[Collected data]
+++

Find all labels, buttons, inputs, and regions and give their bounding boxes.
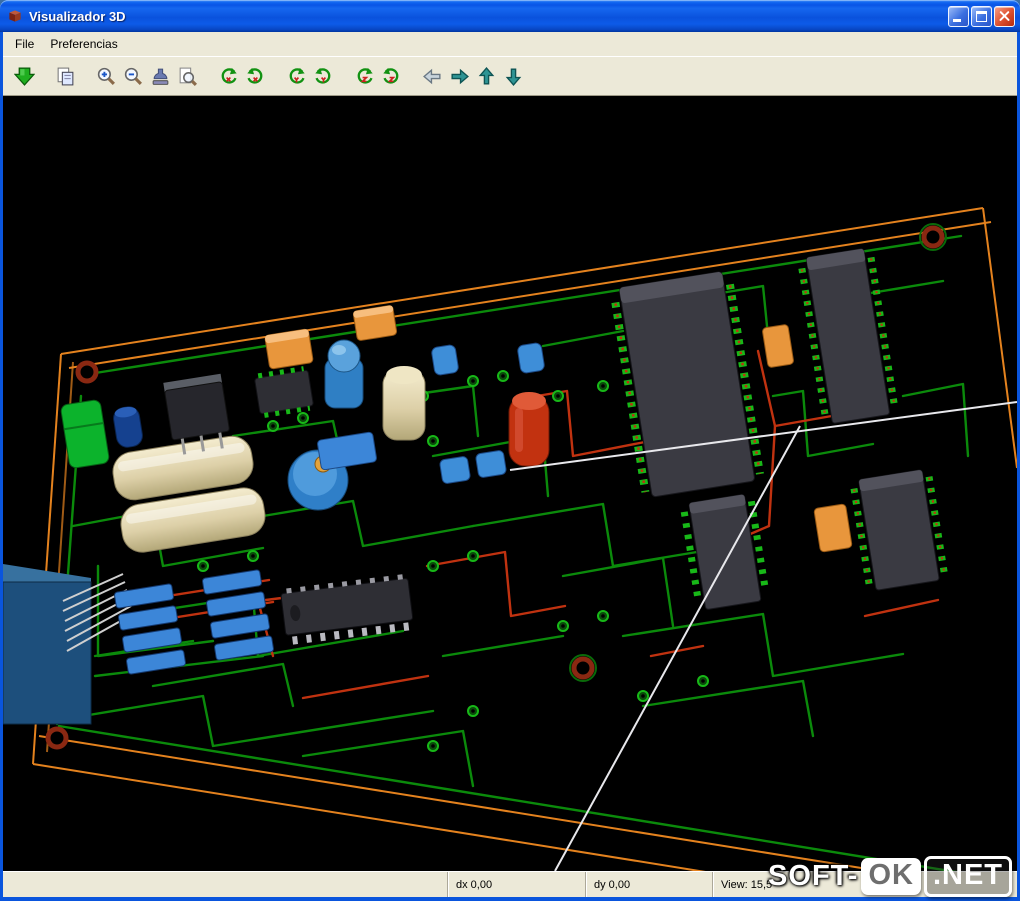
rotate-x-ccw-button[interactable] <box>215 63 242 90</box>
red-capacitor <box>508 392 550 467</box>
beige-capacitor <box>382 366 426 441</box>
move-left-icon <box>423 68 441 84</box>
move-down-icon <box>505 67 522 86</box>
zoom-fit-button[interactable] <box>174 63 201 90</box>
stamp-icon <box>152 68 169 85</box>
app-icon <box>9 10 21 22</box>
orange-film-capacitor <box>813 503 853 553</box>
redraw-view-button[interactable] <box>147 63 174 90</box>
toolbar-separator <box>405 57 419 95</box>
toolbar-separator <box>269 57 283 95</box>
rotate-y-cw-button[interactable] <box>310 63 337 90</box>
statusbar-blank <box>3 872 447 897</box>
app-window: Visualizador 3D File Preferencias dx 0,0… <box>0 0 1020 901</box>
minimize-icon <box>953 18 961 22</box>
toolbar-separator <box>201 57 215 95</box>
move-up-icon <box>478 66 495 85</box>
zoom-in-button[interactable] <box>93 63 120 90</box>
zoom-out-icon <box>124 67 142 85</box>
minimize-button[interactable] <box>948 5 969 27</box>
move-left-button[interactable] <box>419 63 446 90</box>
maximize-icon <box>976 10 987 22</box>
statusbar-dy: dy 0,00 <box>585 872 712 897</box>
rotate-cw-x-icon <box>247 67 263 84</box>
rotate-z-cw-button[interactable] <box>378 63 405 90</box>
reload-board-button[interactable] <box>11 63 38 90</box>
rotate-cw-z-icon <box>383 67 399 84</box>
rotate-y-ccw-button[interactable] <box>283 63 310 90</box>
zoom-fit-icon <box>179 67 198 86</box>
rotate-cw-y-icon <box>315 67 331 84</box>
zoom-in-icon <box>97 67 115 85</box>
watermark-soft: SOFT- <box>768 860 859 892</box>
move-up-button[interactable] <box>473 63 500 90</box>
orange-film-capacitor <box>264 328 314 370</box>
watermark-net-badge: .NET <box>923 856 1012 897</box>
toolbar <box>3 56 1017 96</box>
zoom-out-button[interactable] <box>120 63 147 90</box>
move-down-button[interactable] <box>500 63 527 90</box>
titlebar[interactable]: Visualizador 3D <box>0 0 1020 32</box>
maximize-button[interactable] <box>971 5 992 27</box>
pcb-3d-viewport[interactable] <box>3 96 1017 871</box>
menu-preferencias[interactable]: Preferencias <box>42 34 125 54</box>
rotate-x-cw-button[interactable] <box>242 63 269 90</box>
copy-icon <box>57 67 74 85</box>
window-title: Visualizador 3D <box>29 8 126 24</box>
move-right-icon <box>451 68 469 84</box>
watermark-ok-badge: OK <box>861 858 921 895</box>
blue-electrolytic-capacitor <box>324 339 364 409</box>
view-value: View: 15,5 <box>721 878 773 891</box>
rotate-ccw-z-icon <box>357 67 373 84</box>
toolbar-separator <box>337 57 351 95</box>
copy-image-button[interactable] <box>52 63 79 90</box>
dy-value: dy 0,00 <box>594 878 631 891</box>
toolbar-separator <box>38 57 52 95</box>
toolbar-separator <box>79 57 93 95</box>
move-right-button[interactable] <box>446 63 473 90</box>
orange-film-capacitor <box>352 305 398 341</box>
close-button[interactable] <box>994 5 1015 27</box>
rotate-z-ccw-button[interactable] <box>351 63 378 90</box>
rotate-ccw-x-icon <box>221 67 237 84</box>
menubar: File Preferencias <box>3 32 1017 56</box>
dx-value: dx 0,00 <box>456 878 493 891</box>
statusbar-dx: dx 0,00 <box>447 872 585 897</box>
pcb-3d-render <box>3 96 1017 871</box>
green-down-arrow-icon <box>14 66 35 86</box>
rotate-ccw-y-icon <box>289 67 305 84</box>
menu-file[interactable]: File <box>7 34 42 54</box>
orange-film-capacitor <box>762 324 794 368</box>
watermark: SOFT- OK .NET <box>768 856 1012 897</box>
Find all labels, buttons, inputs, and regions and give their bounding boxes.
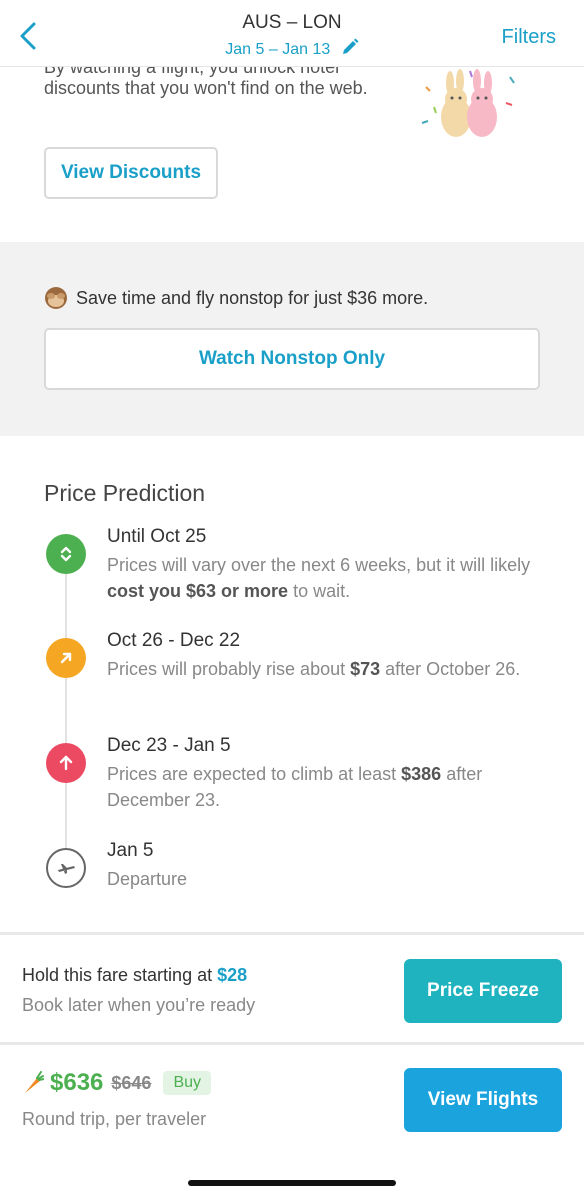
freeze-price: $28 — [217, 965, 248, 985]
nonstop-upsell-section: Save time and fly nonstop for just $36 m… — [0, 242, 584, 436]
see-no-evil-monkey-icon — [45, 287, 67, 309]
step-heading: Until Oct 25 — [107, 526, 207, 547]
section-title: Price Prediction — [44, 480, 206, 506]
top-nav-bar: AUS – LON Jan 5 – Jan 13 Filters — [0, 0, 584, 67]
arrow-up-right-icon — [46, 638, 86, 678]
plane-icon — [46, 848, 86, 888]
nonstop-message-row: Save time and fly nonstop for just $36 m… — [44, 286, 428, 310]
date-range[interactable]: Jan 5 – Jan 13 — [0, 38, 584, 59]
pencil-icon[interactable] — [341, 38, 359, 56]
buy-badge: Buy — [163, 1071, 212, 1095]
trip-type-text: Round trip, per traveler — [22, 1109, 207, 1129]
buy-bar: $636 $646 Buy Round trip, per traveler V… — [0, 1042, 584, 1200]
carrot-icon — [25, 1071, 44, 1093]
route-title: AUS – LON — [242, 12, 342, 33]
step-heading: Dec 23 - Jan 5 — [107, 735, 231, 756]
price-prediction-section: Price Prediction Until Oct 25 Prices wil… — [0, 436, 584, 932]
timeline-line — [65, 550, 67, 870]
price-row: $636 $646 Buy — [22, 1069, 212, 1097]
view-flights-button[interactable]: View Flights — [404, 1068, 562, 1132]
book-later-text: Book later when you’re ready — [22, 995, 256, 1015]
double-chevron-icon — [46, 534, 86, 574]
bunnies-illustration — [421, 69, 515, 137]
price-freeze-button[interactable]: Price Freeze — [404, 959, 562, 1023]
discount-description: discounts that you won't find on the web… — [44, 78, 368, 98]
step-heading: Jan 5 — [107, 840, 154, 861]
step-heading: Oct 26 - Dec 22 — [107, 630, 241, 651]
step-description: Departure — [107, 869, 188, 889]
hold-fare-text: Hold this fare starting at $28 — [22, 965, 248, 985]
current-price: $636 — [50, 1069, 104, 1096]
date-range-label: Jan 5 – Jan 13 — [225, 41, 331, 58]
view-discounts-button[interactable]: View Discounts — [44, 147, 218, 199]
arrow-up-icon — [46, 743, 86, 783]
nonstop-message: Save time and fly nonstop for just $36 m… — [76, 287, 429, 308]
step-description: Prices are expected to climb at least $3… — [107, 764, 483, 810]
step-description: Prices will vary over the next 6 weeks, … — [107, 555, 531, 601]
watch-nonstop-button[interactable]: Watch Nonstop Only — [44, 328, 540, 390]
price-freeze-bar: Hold this fare starting at $28 Book late… — [0, 932, 584, 1042]
filters-button[interactable]: Filters — [502, 26, 556, 49]
hotel-discount-card: By watching a flight, you unlock hotel d… — [0, 67, 584, 242]
step-description: Prices will probably rise about $73 afte… — [107, 659, 521, 679]
home-indicator — [188, 1180, 396, 1186]
previous-price: $646 — [111, 1072, 152, 1093]
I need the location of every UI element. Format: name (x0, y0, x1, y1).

+++

[Goal] Starting at the line that has "freeze-price: $28 — [217, 965, 248, 985]" and stopping after the line that has "current-price: $636 — [50, 1069, 104, 1096]", lay out those lines as a Markdown table with the columns n and Line. Number the rows in order, and put each line's text in the Line column.

[Solution]
| n | Line |
|---|---|
| 1 | freeze-price: $28 — [217, 965, 248, 985] |
| 2 | nonstop-upsell-section: Save time and fly nonstop for just $36 m… — [0, 242, 584, 436] |
| 3 | see-no-evil-monkey-icon — [45, 287, 67, 309] |
| 4 | step-heading: Until Oct 25 — [107, 526, 207, 547] |
| 5 | section-title: Price Prediction — [44, 480, 206, 506] |
| 6 | top-nav-bar: AUS – LON Jan 5 – Jan 13 Filters — [0, 0, 584, 67] |
| 7 | arrow-up-right-icon — [46, 638, 86, 678] |
| 8 | plane-icon — [46, 848, 86, 888] |
| 9 | nonstop-message-row: Save time and fly nonstop for just $36 m… — [44, 286, 428, 310] |
| 10 | date-range[interactable]: Jan 5 – Jan 13 — [0, 38, 584, 59] |
| 11 | pencil-icon[interactable] — [341, 38, 359, 56] |
| 12 | buy-badge: Buy — [163, 1071, 212, 1095] |
| 13 | trip-type-text: Round trip, per traveler — [22, 1109, 207, 1129] |
| 14 | buy-bar: $636 $646 Buy Round trip, per traveler V… — [0, 1042, 584, 1200] |
| 15 | carrot-icon — [25, 1071, 44, 1093] |
| 16 | route-title: AUS – LON — [242, 12, 342, 33] |
| 17 | step-heading: Dec 23 - Jan 5 — [107, 735, 231, 756] |
| 18 | price-prediction-section: Price Prediction Until Oct 25 Prices wil… — [0, 436, 584, 932] |
| 19 | timeline-line — [65, 550, 67, 870] |
| 20 | price-row: $636 $646 Buy — [22, 1069, 212, 1097] |
| 21 | view-flights-button[interactable]: View Flights — [404, 1068, 562, 1132] |
| 22 | book-later-text: Book later when you’re ready — [22, 995, 256, 1015] |
| 23 | double-chevron-icon — [46, 534, 86, 574] |
| 24 | bunnies-illustration — [421, 69, 515, 137] |
| 25 | price-freeze-button[interactable]: Price Freeze — [404, 959, 562, 1023] |
| 26 | discount-description: discounts that you won't find on the web… — [44, 78, 368, 98] |
| 27 | step-heading: Jan 5 — [107, 840, 154, 861] |
| 28 | step-heading: Oct 26 - Dec 22 — [107, 630, 241, 651] |
| 29 | step-description: Departure — [107, 869, 188, 889] |
| 30 | hold-fare-text: Hold this fare starting at $28 — [22, 965, 248, 985] |
| 31 | current-price: $636 — [50, 1069, 104, 1096] |